* Source passage
The temporal and spectral evolution of the pulse and FCs are presented in Figs. 3(a)–3(c). These plots show that after an initial stage in which the pulse broadens (z < 20 mm) a significant pulse compression is observed beyond z ≃ 20 mm. It can be seen, however, that the pulse shape does not change periodically with z, which is due to the influence of effects other than the GVD and SPM. Specifically, TPA induces strong pulse decay whereas the TOD leads to pulse breakup. The effect of TPA on the pulse dynamics is particularly strong in the initial propagation stage during which, as Fig. 3(c) suggests, most of the pulse energy is absorbed by photogenerated FCs. Nevertheless, a maximum of more than fivefold pulse compression is achieved at z ≃ 60 mm, which corresponds to a pulse duration of ∼ 36 fs. A common feature of pulses compressed via this method, which can also be seen in our simulations for z ≳ 60 mm, is the generation of pedestals at the edges of the pulse.

Fig. 3 Temporal [a) and d)] and spectral [b) and e)] pulse evolution in a tapered Si-PhWWG (see text for taper and pulse parameters) and the corresponding free-carriers dynamics [c) and f)]. Top and bottom panels correspond to λ = 1.55 μm and λ = 2.1 μm, respectively.

* Record excerpts
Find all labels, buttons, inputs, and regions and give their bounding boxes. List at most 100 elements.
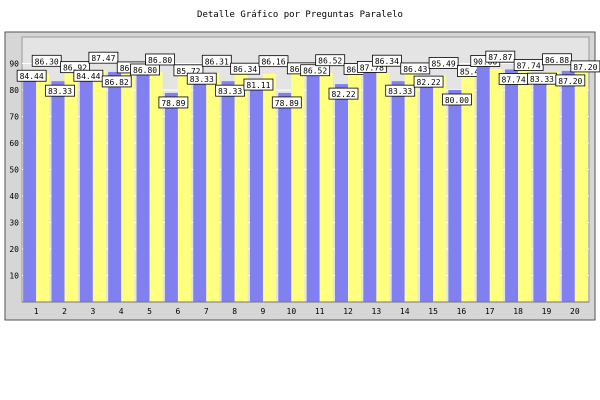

...

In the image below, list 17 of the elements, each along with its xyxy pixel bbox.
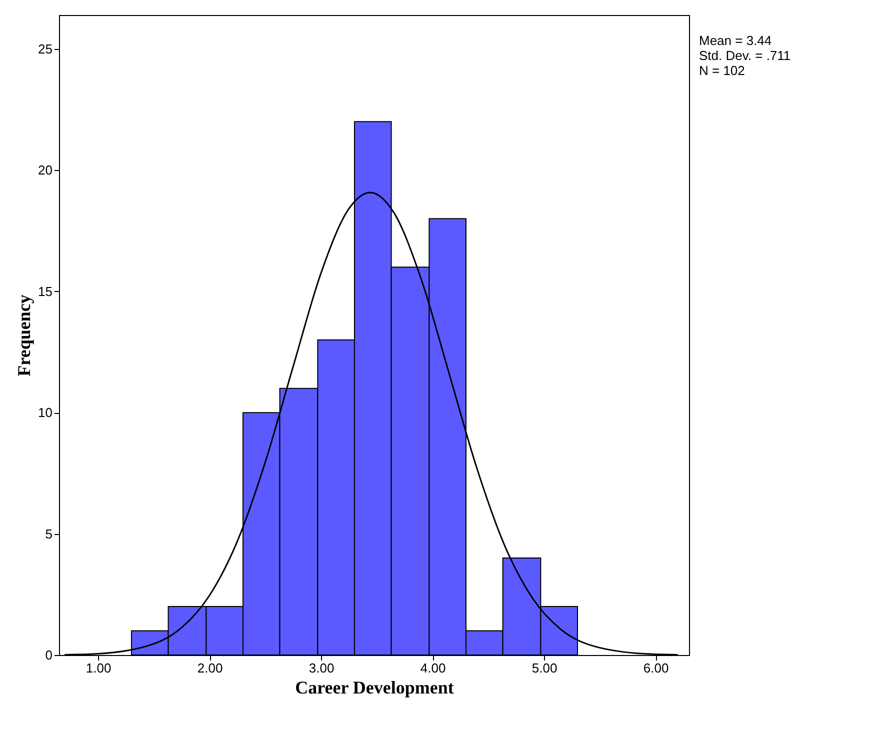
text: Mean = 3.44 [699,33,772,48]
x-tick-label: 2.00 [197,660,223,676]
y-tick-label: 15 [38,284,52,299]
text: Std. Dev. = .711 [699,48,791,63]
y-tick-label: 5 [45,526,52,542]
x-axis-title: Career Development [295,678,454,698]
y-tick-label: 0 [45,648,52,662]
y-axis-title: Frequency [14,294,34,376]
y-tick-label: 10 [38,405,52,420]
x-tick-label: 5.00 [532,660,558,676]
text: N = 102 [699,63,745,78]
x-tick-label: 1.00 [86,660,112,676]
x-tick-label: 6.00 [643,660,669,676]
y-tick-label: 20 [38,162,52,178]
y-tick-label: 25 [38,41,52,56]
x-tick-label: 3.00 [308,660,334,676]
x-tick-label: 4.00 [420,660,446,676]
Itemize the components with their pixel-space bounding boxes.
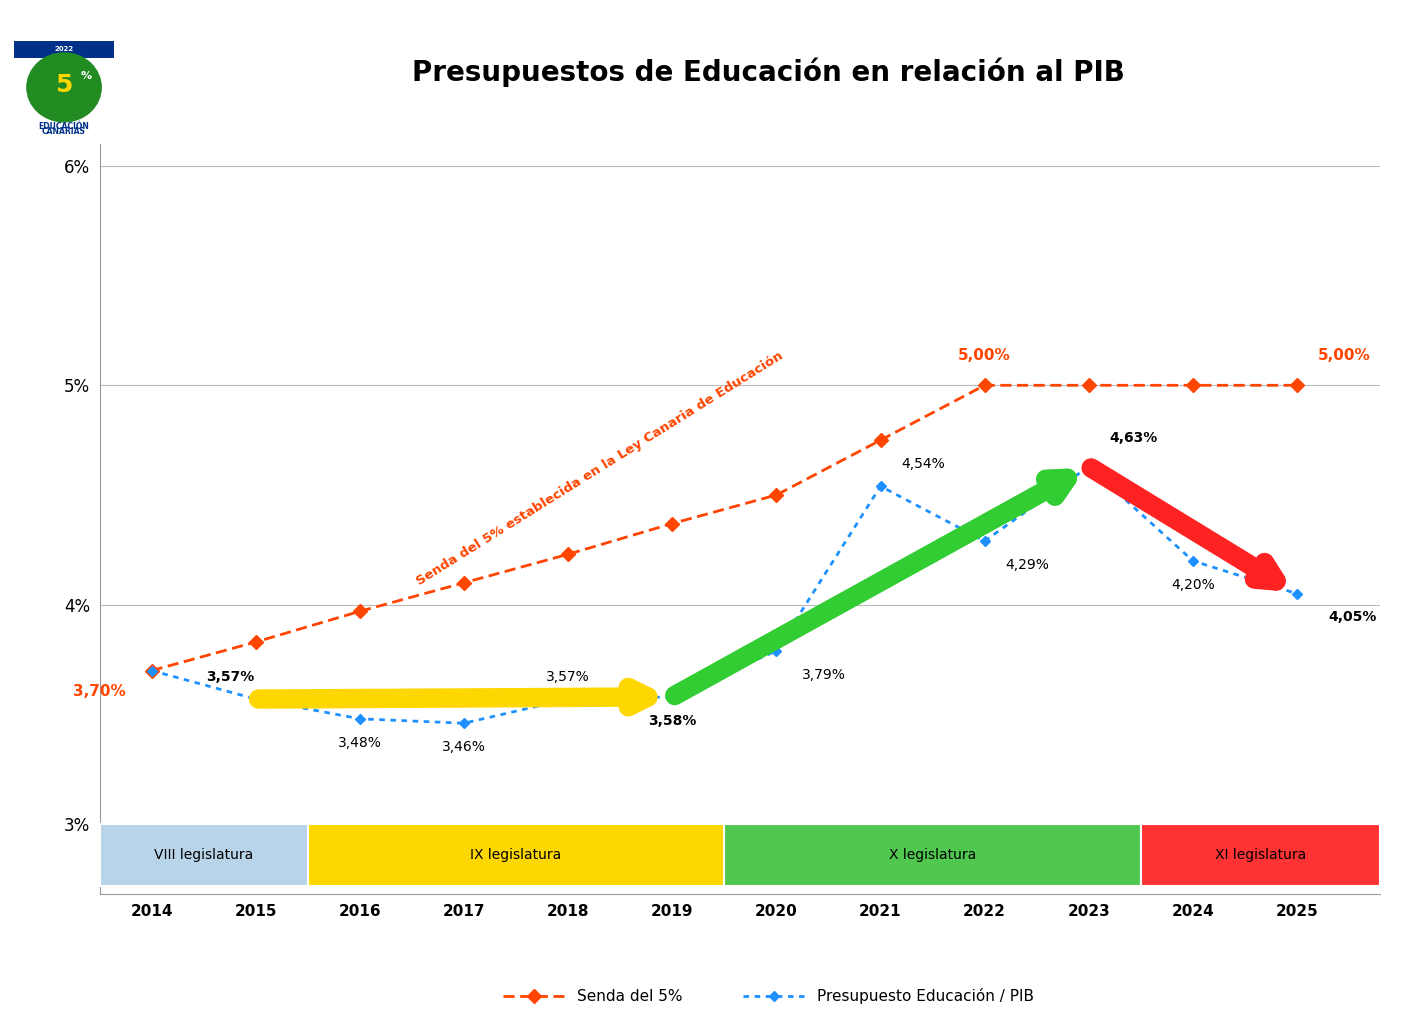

* Stated exercise 1
Write out the pulse compression passage word for word, everything from "Fig. 3 Temporal" down to "2.1 μm, respectively.".
* Stated exercise 2
Extend the passage on pulse compression in the tapered silicon photonic waveguide, picking up after its last sentence.

* Output 1
Fig. 3 Temporal [a) and d)] and spectral [b) and e)] pulse evolution in a tapered Si-PhWWG (see text for taper and pulse parameters) and the corresponding free-carriers dynamics [c) and f)]. Top and bottom panels correspond to λ = 1.55 μm and λ = 2.1 μm, respectively.

* Output 2
In order to assess the degree to which the deleterious effects of TPA can be mitigated, we investigated the propagation of a secant-hyperbolic pulse in the mid-IR regime, namely at λ = 2.1 μm. The tapered wire considered in this case is defined by win = 850 nm, wout = 750 nm, L = 3 cm, and a = 80 m−1, the pulse parameters being τ = 180 fs and P0 = 2.07 W (Ns = 9). Unlike the telecom case, the pulse decay is negligible at mid-IR wavelengths, its peak amplitude in fact increasing considerably. This substantial increase of the peak power, illustrated in Fig. 3(d), is explained by the fact that although part of the pulse energy is absorbed via TPA, the pulse undergoes significant compression as well, i.e., by more than 10× at z = 25 mm, which should obviously result in increased peak power.

Unlike the case of optical fibers made of silica, photogenerated FCs can affect in a highly nontrivial way the dynamics of optical pulses that propagate in silicon wires. This idea is clearly illustrated by the plots in Figs. 3(c) and 3(f). Thus, whereas at λ = 1.55 μm the FC density decreases monotonously with z, at λ = 2.1 μm there is a certain propagation distance, z ≃ 20 mm, at which a maximum amount of FCs is generated. This distance is roughly equal to the distance at which maximum pulse compression is observed. To understand this difference in pulse dynamics, note that at a given z the peak FC density can be estimated from Eq. (2) to be ΔN(z)P2(z)Γ(z)τ(z)/A2(z)vg2(z). Then, since the parameters Γ″, A, and vg vary only slightly with z, the main contribution to ΔN(z) comes from the z-variation of the factor P2(z)τ(z) ∼ P(z)E(z). At mid-IR the pulse energy loss is rather small and therefore the maximum amount of FCs is generated when the peak power reaches its maximum, that is, when the pulse compression is maximum as well.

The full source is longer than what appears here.